╭──
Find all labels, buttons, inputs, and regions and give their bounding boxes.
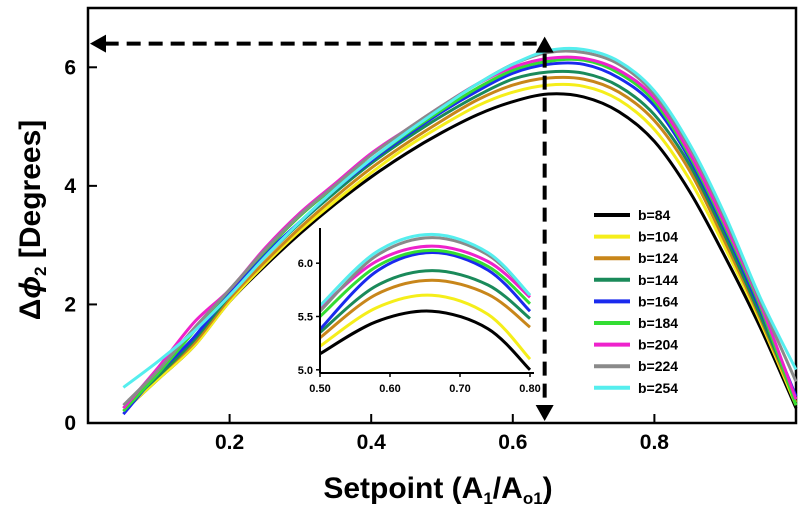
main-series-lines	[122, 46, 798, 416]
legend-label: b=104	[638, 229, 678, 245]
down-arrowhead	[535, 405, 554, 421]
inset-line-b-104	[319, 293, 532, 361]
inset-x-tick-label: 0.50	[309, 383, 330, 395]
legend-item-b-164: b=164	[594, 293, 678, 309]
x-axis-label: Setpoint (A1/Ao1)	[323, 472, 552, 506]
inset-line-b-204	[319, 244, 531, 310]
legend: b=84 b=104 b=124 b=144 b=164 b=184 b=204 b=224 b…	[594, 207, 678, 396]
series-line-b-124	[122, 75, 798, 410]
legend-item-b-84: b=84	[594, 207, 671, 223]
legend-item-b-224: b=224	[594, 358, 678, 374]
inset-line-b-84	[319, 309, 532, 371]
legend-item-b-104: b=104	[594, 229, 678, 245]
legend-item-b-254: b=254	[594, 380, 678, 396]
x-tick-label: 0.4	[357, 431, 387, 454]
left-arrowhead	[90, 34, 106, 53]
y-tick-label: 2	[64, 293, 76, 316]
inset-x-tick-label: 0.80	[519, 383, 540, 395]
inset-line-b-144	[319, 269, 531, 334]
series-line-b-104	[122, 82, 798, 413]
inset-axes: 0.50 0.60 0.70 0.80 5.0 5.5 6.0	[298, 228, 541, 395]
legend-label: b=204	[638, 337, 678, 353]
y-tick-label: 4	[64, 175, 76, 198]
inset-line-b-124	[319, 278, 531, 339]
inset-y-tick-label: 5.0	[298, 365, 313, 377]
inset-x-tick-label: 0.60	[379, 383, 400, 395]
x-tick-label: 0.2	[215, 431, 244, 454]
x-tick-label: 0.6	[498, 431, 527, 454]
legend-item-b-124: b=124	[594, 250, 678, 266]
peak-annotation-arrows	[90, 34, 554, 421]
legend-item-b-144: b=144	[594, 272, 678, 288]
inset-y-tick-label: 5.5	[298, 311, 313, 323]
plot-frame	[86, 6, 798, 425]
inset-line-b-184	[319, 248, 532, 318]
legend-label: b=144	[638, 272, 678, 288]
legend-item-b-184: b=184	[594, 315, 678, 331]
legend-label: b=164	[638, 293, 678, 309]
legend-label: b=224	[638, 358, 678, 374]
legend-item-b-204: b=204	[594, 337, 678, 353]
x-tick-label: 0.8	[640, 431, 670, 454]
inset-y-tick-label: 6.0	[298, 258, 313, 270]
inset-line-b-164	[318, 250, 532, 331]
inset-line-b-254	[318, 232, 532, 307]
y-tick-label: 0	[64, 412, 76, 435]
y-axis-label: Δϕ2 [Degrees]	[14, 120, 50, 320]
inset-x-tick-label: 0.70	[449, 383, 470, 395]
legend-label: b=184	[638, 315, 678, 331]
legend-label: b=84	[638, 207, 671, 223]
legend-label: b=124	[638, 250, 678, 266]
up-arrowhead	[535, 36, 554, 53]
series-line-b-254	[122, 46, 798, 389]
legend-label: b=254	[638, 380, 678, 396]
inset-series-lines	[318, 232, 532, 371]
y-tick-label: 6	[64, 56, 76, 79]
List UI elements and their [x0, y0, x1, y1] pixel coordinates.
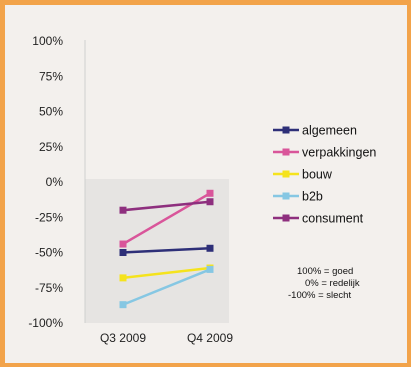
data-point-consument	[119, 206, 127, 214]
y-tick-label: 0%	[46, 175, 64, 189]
╰──
YOUR OBJECTIVE -
Retype the listing above line for line without changing a character, but leave out the pictures.

EXERCISE RESULT -
Find all labels, buttons, inputs, and regions and give their bounding boxes.
main-series-lines	[122, 46, 798, 416]
legend-label: b=104	[638, 229, 678, 245]
down-arrowhead	[535, 405, 554, 421]
inset-line-b-104	[319, 293, 532, 361]
inset-x-tick-label: 0.50	[309, 383, 330, 395]
legend-item-b-164: b=164	[594, 293, 678, 309]
x-axis-label: Setpoint (A1/Ao1)	[323, 472, 552, 506]
inset-line-b-204	[319, 244, 531, 310]
legend: b=84 b=104 b=124 b=144 b=164 b=184 b=204 b=224 b…	[594, 207, 678, 396]
series-line-b-124	[122, 75, 798, 410]
legend-item-b-84: b=84	[594, 207, 671, 223]
legend-item-b-224: b=224	[594, 358, 678, 374]
inset-line-b-84	[319, 309, 532, 371]
legend-item-b-104: b=104	[594, 229, 678, 245]
legend-item-b-254: b=254	[594, 380, 678, 396]
x-tick-label: 0.4	[357, 431, 387, 454]
left-arrowhead	[90, 34, 106, 53]
y-tick-label: 2	[64, 293, 76, 316]
inset-x-tick-label: 0.80	[519, 383, 540, 395]
inset-line-b-144	[319, 269, 531, 334]
series-line-b-104	[122, 82, 798, 413]
inset-axes: 0.50 0.60 0.70 0.80 5.0 5.5 6.0	[298, 228, 541, 395]
legend-label: b=204	[638, 337, 678, 353]
y-tick-label: 4	[64, 175, 76, 198]
inset-line-b-124	[319, 278, 531, 339]
inset-y-tick-label: 5.0	[298, 365, 313, 377]
inset-x-tick-label: 0.60	[379, 383, 400, 395]
x-tick-label: 0.2	[215, 431, 244, 454]
x-tick-label: 0.6	[498, 431, 527, 454]
legend-item-b-124: b=124	[594, 250, 678, 266]
peak-annotation-arrows	[90, 34, 554, 421]
legend-item-b-144: b=144	[594, 272, 678, 288]
inset-y-tick-label: 5.5	[298, 311, 313, 323]
plot-frame	[86, 6, 798, 425]
inset-line-b-184	[319, 248, 532, 318]
legend-label: b=144	[638, 272, 678, 288]
legend-item-b-184: b=184	[594, 315, 678, 331]
legend-label: b=164	[638, 293, 678, 309]
legend-label: b=224	[638, 358, 678, 374]
legend-item-b-204: b=204	[594, 337, 678, 353]
x-tick-label: 0.8	[640, 431, 670, 454]
inset-y-tick-label: 6.0	[298, 258, 313, 270]
inset-line-b-164	[318, 250, 532, 331]
inset-line-b-254	[318, 232, 532, 307]
y-tick-label: 0	[64, 412, 76, 435]
y-axis-label: Δϕ2 [Degrees]	[14, 120, 50, 320]
inset-x-tick-label: 0.70	[449, 383, 470, 395]
legend-label: b=184	[638, 315, 678, 331]
legend-label: b=84	[638, 207, 671, 223]
legend-label: b=124	[638, 250, 678, 266]
up-arrowhead	[535, 36, 554, 53]
series-line-b-254	[122, 46, 798, 389]
legend-label: b=254	[638, 380, 678, 396]
inset-series-lines	[318, 232, 532, 371]
y-tick-label: 6	[64, 56, 76, 79]
List UI elements and their [x0, y0, x1, y1] pixel coordinates.
data-point-consument	[119, 206, 127, 214]
y-tick-label: 0%	[46, 175, 64, 189]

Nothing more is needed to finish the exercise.